■ GIVEN REQUEST ■
Repeat each entry as written, dropping any picture you find.
>> START GIVEN RECORDS
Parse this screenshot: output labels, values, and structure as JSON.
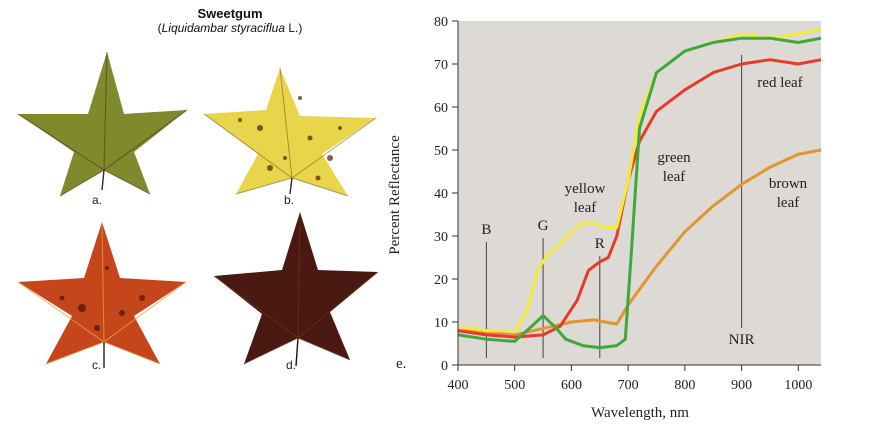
{
  "figure": {
    "title": "Sweetgum",
    "species_italic": "Liquidambar styraciflua",
    "species_author": "L.",
    "leaves": [
      {
        "label": "a.",
        "color": "#7e8a2c"
      },
      {
        "label": "b.",
        "color": "#e8d54a"
      },
      {
        "label": "c.",
        "color": "#c4461a"
      },
      {
        "label": "d.",
        "color": "#4a1a12"
      }
    ],
    "panel_label": "e."
  },
  "chart_data": {
    "type": "line",
    "xlabel": "Wavelength, nm",
    "ylabel": "Percent Reflectance",
    "xlim": [
      400,
      1040
    ],
    "ylim": [
      0,
      80
    ],
    "xticks": [
      400,
      500,
      600,
      700,
      800,
      900,
      1000
    ],
    "yticks": [
      0,
      10,
      20,
      30,
      40,
      50,
      60,
      70,
      80
    ],
    "band_markers": [
      {
        "label": "B",
        "x": 450
      },
      {
        "label": "G",
        "x": 550
      },
      {
        "label": "R",
        "x": 650
      },
      {
        "label": "NIR",
        "x": 900
      }
    ],
    "series": [
      {
        "name": "brown leaf",
        "label_lines": [
          "brown",
          "leaf"
        ],
        "color": "#e0952e",
        "x": [
          400,
          450,
          500,
          550,
          600,
          640,
          660,
          680,
          700,
          750,
          800,
          850,
          900,
          950,
          1000,
          1040
        ],
        "y": [
          8,
          7.5,
          7,
          8.5,
          10,
          10.5,
          10,
          9.5,
          14,
          23,
          31,
          37,
          42,
          46,
          49,
          50
        ]
      },
      {
        "name": "red leaf",
        "label_lines": [
          "red leaf"
        ],
        "color": "#e83a2a",
        "x": [
          400,
          450,
          500,
          550,
          580,
          610,
          630,
          650,
          665,
          680,
          700,
          720,
          750,
          800,
          850,
          900,
          950,
          1000,
          1040
        ],
        "y": [
          8,
          7,
          6.5,
          7,
          9,
          15,
          22,
          24,
          25,
          30,
          43,
          52,
          59,
          64,
          68,
          70,
          71,
          70,
          71
        ]
      },
      {
        "name": "yellow leaf",
        "label_lines": [
          "yellow",
          "leaf"
        ],
        "color": "#f3ea3a",
        "x": [
          400,
          450,
          500,
          520,
          540,
          560,
          580,
          600,
          620,
          640,
          660,
          680,
          700,
          720,
          750,
          800,
          850,
          900,
          950,
          1000,
          1040
        ],
        "y": [
          9,
          8,
          8,
          12,
          22,
          26,
          28,
          31,
          33,
          33,
          32,
          32,
          43,
          58,
          68,
          73,
          75,
          77,
          76,
          77,
          78
        ]
      },
      {
        "name": "green leaf",
        "label_lines": [
          "green",
          "leaf"
        ],
        "color": "#3ea83a",
        "x": [
          400,
          450,
          500,
          530,
          550,
          570,
          590,
          620,
          650,
          680,
          695,
          705,
          720,
          750,
          800,
          850,
          900,
          950,
          1000,
          1040
        ],
        "y": [
          7,
          6,
          5.5,
          9,
          11.5,
          9,
          6,
          4.5,
          4,
          4.5,
          6,
          25,
          55,
          68,
          73,
          75,
          76,
          76,
          75,
          76
        ]
      }
    ]
  }
}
>> END GIVEN RECORDS
■ ANSWER IN FULL ■
Parse this screenshot: output labels, values, and structure as JSON.
{
  "figure": {
    "title": "Sweetgum",
    "species_italic": "Liquidambar styraciflua",
    "species_author": "L.",
    "leaves": [
      {
        "label": "a.",
        "color": "#7e8a2c"
      },
      {
        "label": "b.",
        "color": "#e8d54a"
      },
      {
        "label": "c.",
        "color": "#c4461a"
      },
      {
        "label": "d.",
        "color": "#4a1a12"
      }
    ],
    "panel_label": "e."
  },
  "chart_data": {
    "type": "line",
    "xlabel": "Wavelength, nm",
    "ylabel": "Percent Reflectance",
    "xlim": [
      400,
      1040
    ],
    "ylim": [
      0,
      80
    ],
    "xticks": [
      400,
      500,
      600,
      700,
      800,
      900,
      1000
    ],
    "yticks": [
      0,
      10,
      20,
      30,
      40,
      50,
      60,
      70,
      80
    ],
    "band_markers": [
      {
        "label": "B",
        "x": 450
      },
      {
        "label": "G",
        "x": 550
      },
      {
        "label": "R",
        "x": 650
      },
      {
        "label": "NIR",
        "x": 900
      }
    ],
    "series": [
      {
        "name": "brown leaf",
        "label_lines": [
          "brown",
          "leaf"
        ],
        "color": "#e0952e",
        "x": [
          400,
          450,
          500,
          550,
          600,
          640,
          660,
          680,
          700,
          750,
          800,
          850,
          900,
          950,
          1000,
          1040
        ],
        "y": [
          8,
          7.5,
          7,
          8.5,
          10,
          10.5,
          10,
          9.5,
          14,
          23,
          31,
          37,
          42,
          46,
          49,
          50
        ]
      },
      {
        "name": "red leaf",
        "label_lines": [
          "red leaf"
        ],
        "color": "#e83a2a",
        "x": [
          400,
          450,
          500,
          550,
          580,
          610,
          630,
          650,
          665,
          680,
          700,
          720,
          750,
          800,
          850,
          900,
          950,
          1000,
          1040
        ],
        "y": [
          8,
          7,
          6.5,
          7,
          9,
          15,
          22,
          24,
          25,
          30,
          43,
          52,
          59,
          64,
          68,
          70,
          71,
          70,
          71
        ]
      },
      {
        "name": "yellow leaf",
        "label_lines": [
          "yellow",
          "leaf"
        ],
        "color": "#f3ea3a",
        "x": [
          400,
          450,
          500,
          520,
          540,
          560,
          580,
          600,
          620,
          640,
          660,
          680,
          700,
          720,
          750,
          800,
          850,
          900,
          950,
          1000,
          1040
        ],
        "y": [
          9,
          8,
          8,
          12,
          22,
          26,
          28,
          31,
          33,
          33,
          32,
          32,
          43,
          58,
          68,
          73,
          75,
          77,
          76,
          77,
          78
        ]
      },
      {
        "name": "green leaf",
        "label_lines": [
          "green",
          "leaf"
        ],
        "color": "#3ea83a",
        "x": [
          400,
          450,
          500,
          530,
          550,
          570,
          590,
          620,
          650,
          680,
          695,
          705,
          720,
          750,
          800,
          850,
          900,
          950,
          1000,
          1040
        ],
        "y": [
          7,
          6,
          5.5,
          9,
          11.5,
          9,
          6,
          4.5,
          4,
          4.5,
          6,
          25,
          55,
          68,
          73,
          75,
          76,
          76,
          75,
          76
        ]
      }
    ]
  }
}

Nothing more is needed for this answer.